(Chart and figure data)
-- BEGIN --

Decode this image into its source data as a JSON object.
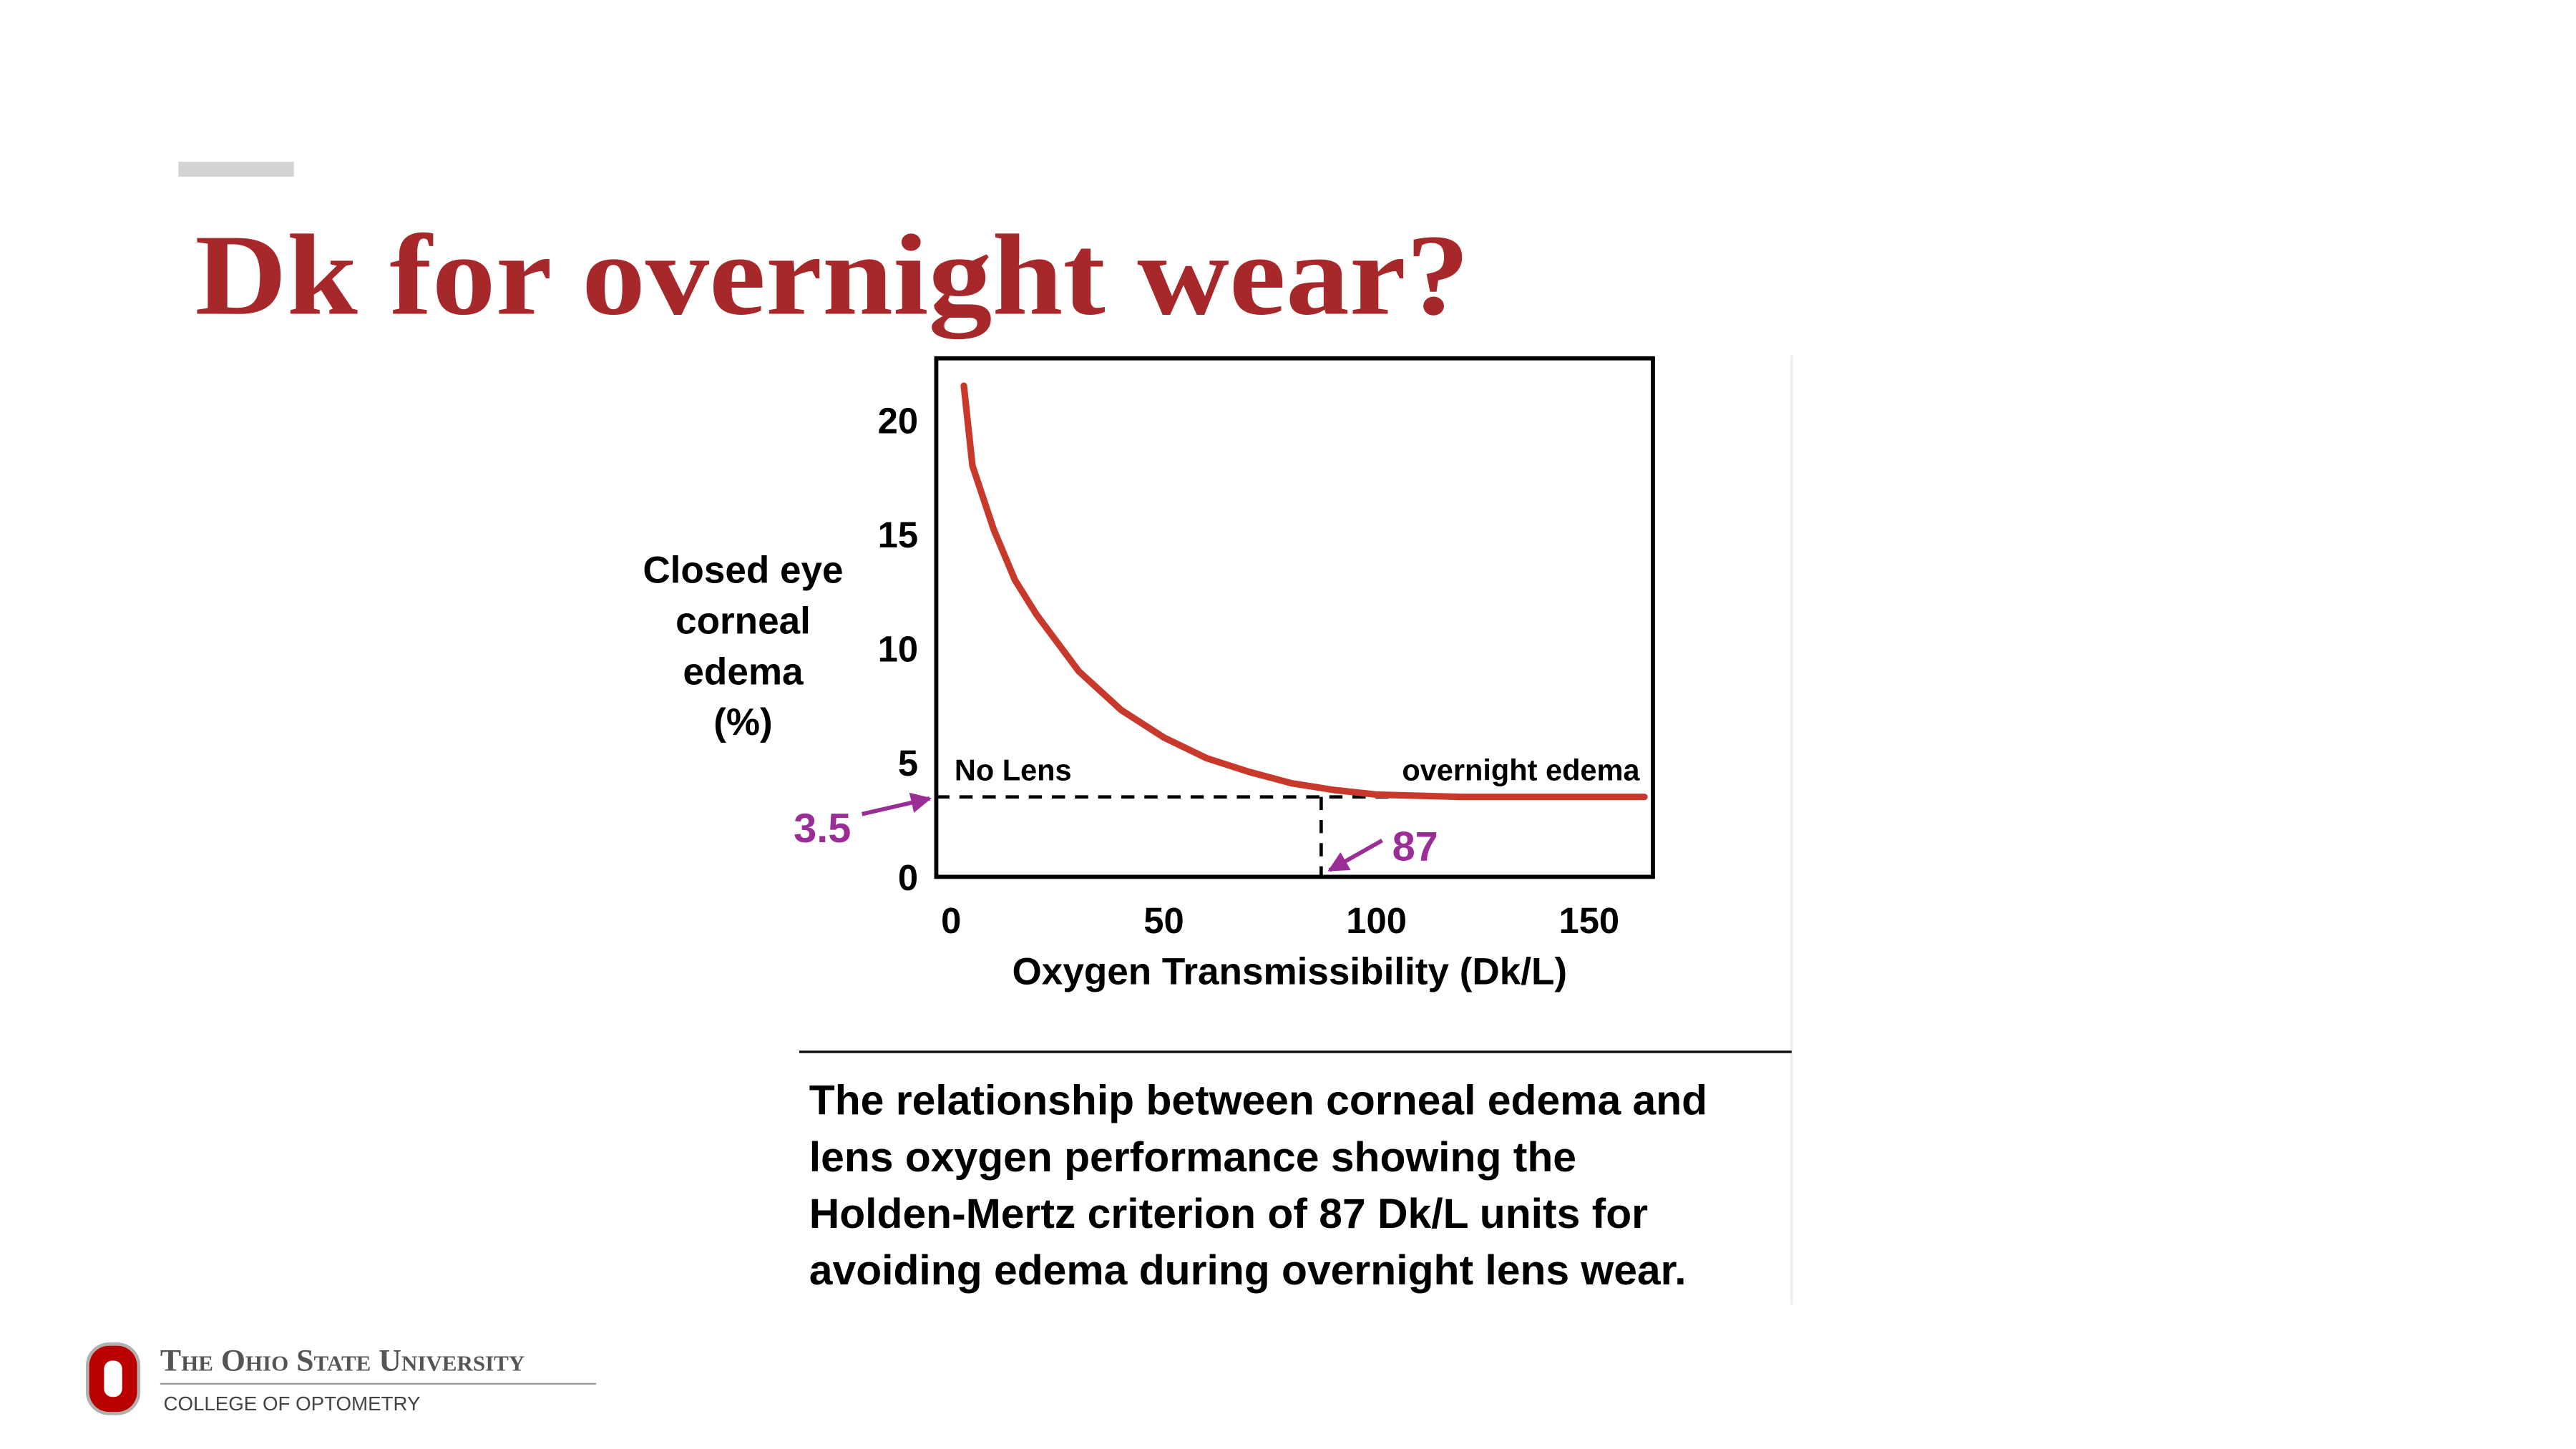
{
  "slide": {
    "title": "Dk for overnight wear?",
    "caption": [
      "The relationship between corneal edema and",
      "lens oxygen performance showing the",
      "Holden-Mertz criterion of 87 Dk/L units for",
      "avoiding edema during overnight lens wear."
    ],
    "university": "The Ohio State University",
    "college": "COLLEGE OF OPTOMETRY"
  },
  "chart_data": {
    "type": "line",
    "xlabel": "Oxygen Transmissibility (Dk/L)",
    "ylabel": [
      "Closed eye",
      "corneal",
      "edema",
      "(%)"
    ],
    "x": [
      3,
      5,
      10,
      15,
      20,
      30,
      40,
      50,
      60,
      70,
      80,
      90,
      100,
      120,
      140,
      163
    ],
    "series": [
      {
        "color": "#c8392b",
        "values": [
          21.5,
          18,
          15.2,
          13,
          11.5,
          9,
          7.3,
          6.1,
          5.2,
          4.6,
          4.1,
          3.8,
          3.6,
          3.5,
          3.5,
          3.5
        ]
      }
    ],
    "xlim": [
      -3.5,
      165
    ],
    "ylim": [
      0,
      22.7
    ],
    "xticks": [
      0,
      50,
      100,
      150
    ],
    "yticks": [
      0,
      5,
      10,
      15,
      20
    ],
    "hline": {
      "value": 3.5,
      "left_label": "No Lens",
      "right_label": "overnight edema"
    },
    "vline": {
      "value": 87
    },
    "annotation_color": "#9b2d96"
  }
}
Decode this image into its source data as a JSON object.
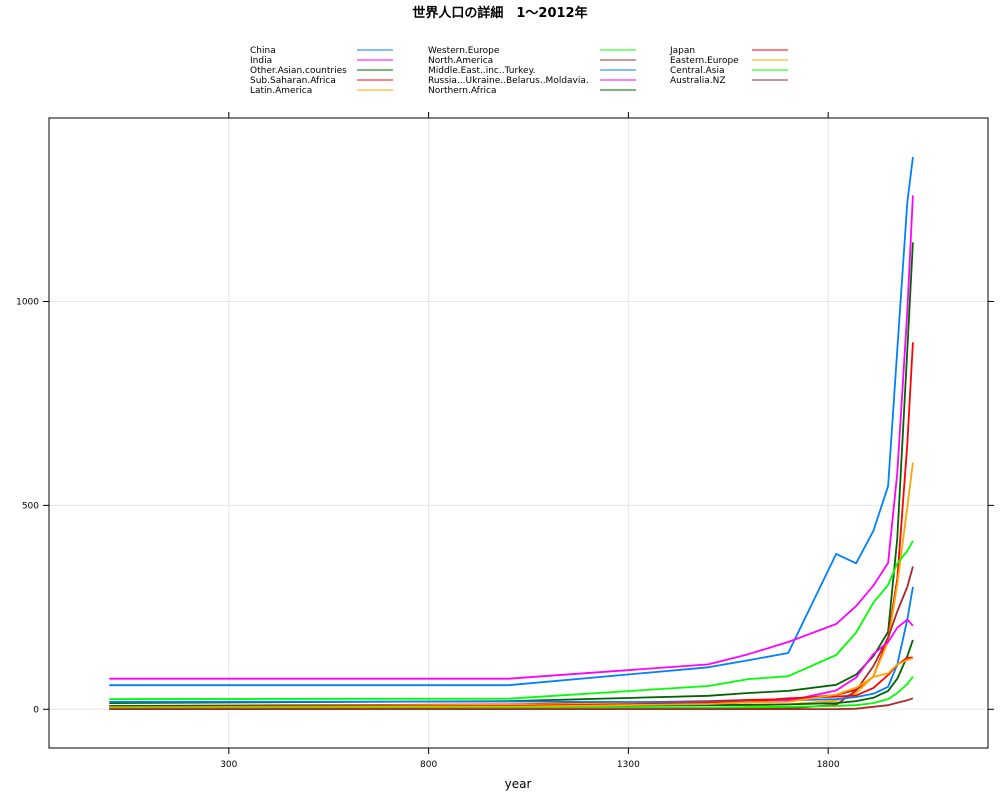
{
  "chart_data": {
    "type": "line",
    "title": "世界人口の詳細　1〜2012年",
    "xlabel": "year",
    "ylabel": "",
    "xlim": [
      -150,
      2200
    ],
    "ylim": [
      -95,
      1450
    ],
    "xticks": [
      300,
      800,
      1300,
      1800
    ],
    "yticks": [
      0,
      500,
      1000
    ],
    "grid": true,
    "legend_position": "top",
    "legend_columns": [
      [
        "China",
        "India",
        "Other.Asian.countries",
        "Sub.Saharan.Africa",
        "Latin.America"
      ],
      [
        "Western.Europe",
        "North.America",
        "Middle.East..inc..Turkey.",
        "Russia...Ukraine..Belarus..Moldavia.",
        "Northern.Africa"
      ],
      [
        "Japan",
        "Eastern.Europe",
        "Central.Asia",
        "Australia.NZ"
      ]
    ],
    "x": [
      1,
      1000,
      1500,
      1600,
      1700,
      1820,
      1870,
      1913,
      1950,
      1973,
      1998,
      2012
    ],
    "series": [
      {
        "name": "China",
        "color": "#0080ff",
        "values": [
          59,
          59,
          103,
          120,
          138,
          381,
          358,
          437,
          547,
          882,
          1243,
          1354
        ]
      },
      {
        "name": "India",
        "color": "#ff00ff",
        "values": [
          75,
          75,
          110,
          135,
          165,
          209,
          253,
          303,
          359,
          580,
          975,
          1260
        ]
      },
      {
        "name": "Other.Asian.countries",
        "color": "#006400",
        "values": [
          15,
          20,
          33,
          40,
          45,
          60,
          85,
          130,
          190,
          420,
          880,
          1145
        ]
      },
      {
        "name": "Sub.Saharan.Africa",
        "color": "#ff0000",
        "values": [
          8,
          12,
          20,
          23,
          25,
          35,
          48,
          80,
          175,
          320,
          650,
          900
        ]
      },
      {
        "name": "Latin.America",
        "color": "#ffa500",
        "values": [
          6,
          11,
          17,
          9,
          12,
          21,
          40,
          80,
          166,
          307,
          495,
          605
        ]
      },
      {
        "name": "Western.Europe",
        "color": "#00ff00",
        "values": [
          25,
          26,
          57,
          74,
          81,
          133,
          188,
          261,
          305,
          358,
          388,
          413
        ]
      },
      {
        "name": "North.America",
        "color": "#a52a2a",
        "values": [
          1,
          2,
          2,
          2,
          2,
          11,
          46,
          105,
          176,
          240,
          300,
          350
        ]
      },
      {
        "name": "Middle.East..inc..Turkey.",
        "color": "#0080ff",
        "values": [
          18,
          19,
          17,
          20,
          22,
          25,
          30,
          38,
          55,
          110,
          220,
          300
        ]
      },
      {
        "name": "Russia...Ukraine..Belarus..Moldavia.",
        "color": "#ff00ff",
        "values": [
          4,
          7,
          13,
          17,
          21,
          46,
          78,
          135,
          165,
          200,
          220,
          205
        ]
      },
      {
        "name": "Northern.Africa",
        "color": "#006400",
        "values": [
          8,
          7,
          10,
          11,
          12,
          15,
          20,
          28,
          45,
          75,
          130,
          170
        ]
      },
      {
        "name": "Japan",
        "color": "#ff0000",
        "values": [
          3,
          8,
          15,
          19,
          27,
          31,
          34,
          52,
          84,
          109,
          126,
          127
        ]
      },
      {
        "name": "Eastern.Europe",
        "color": "#ffa500",
        "values": [
          5,
          6,
          13,
          17,
          18,
          36,
          53,
          79,
          88,
          110,
          121,
          125
        ]
      },
      {
        "name": "Central.Asia",
        "color": "#00ff00",
        "values": [
          2,
          3,
          4,
          5,
          6,
          8,
          10,
          15,
          25,
          40,
          62,
          80
        ]
      },
      {
        "name": "Australia.NZ",
        "color": "#a52a2a",
        "values": [
          0.5,
          0.5,
          0.5,
          0.5,
          0.5,
          0.5,
          1.5,
          6,
          10,
          16,
          22,
          27
        ]
      }
    ]
  }
}
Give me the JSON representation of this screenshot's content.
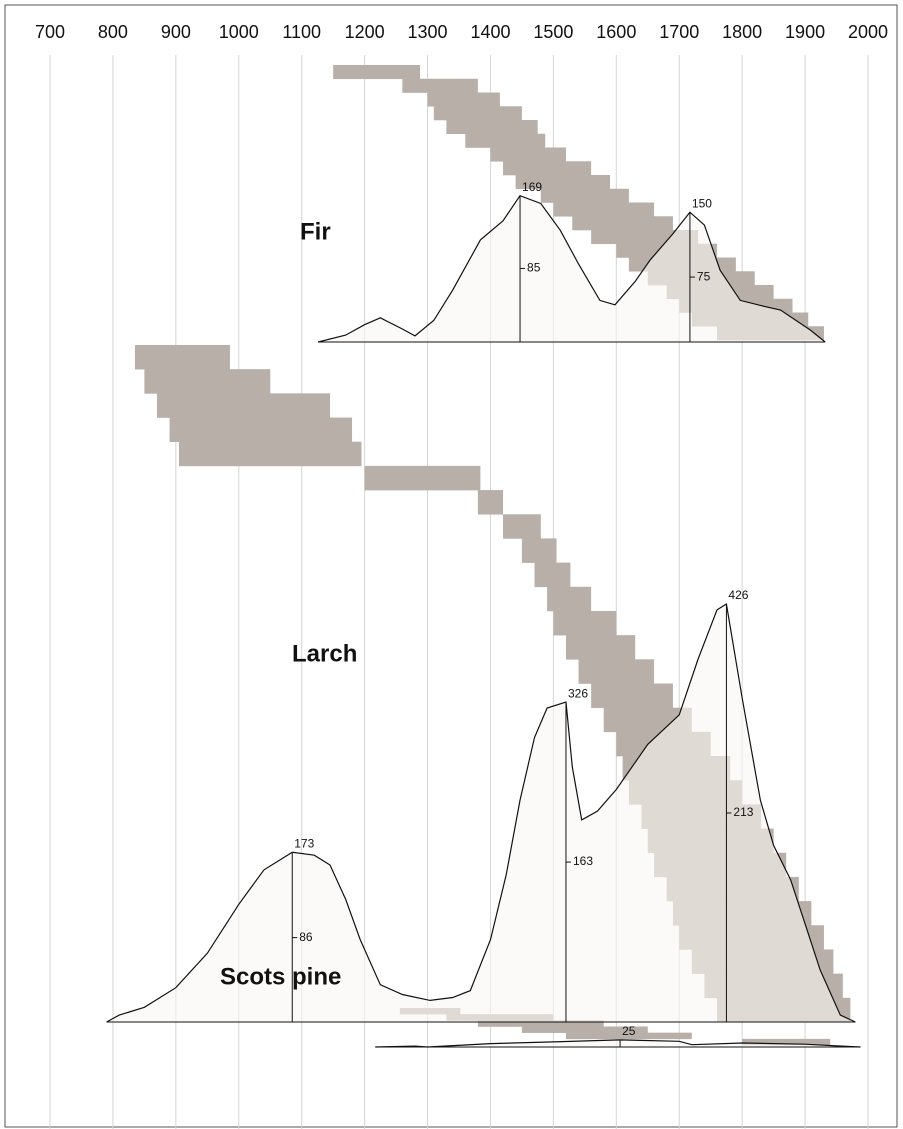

-- END --

| What you are asked to do |
In the material above, find each line that contains the word "Moldavia", and select it.

| In response |
        "Russia...Ukraine..Belarus..Moldavia.",
        "name": "Russia...Ukraine..Belarus..Moldavia.",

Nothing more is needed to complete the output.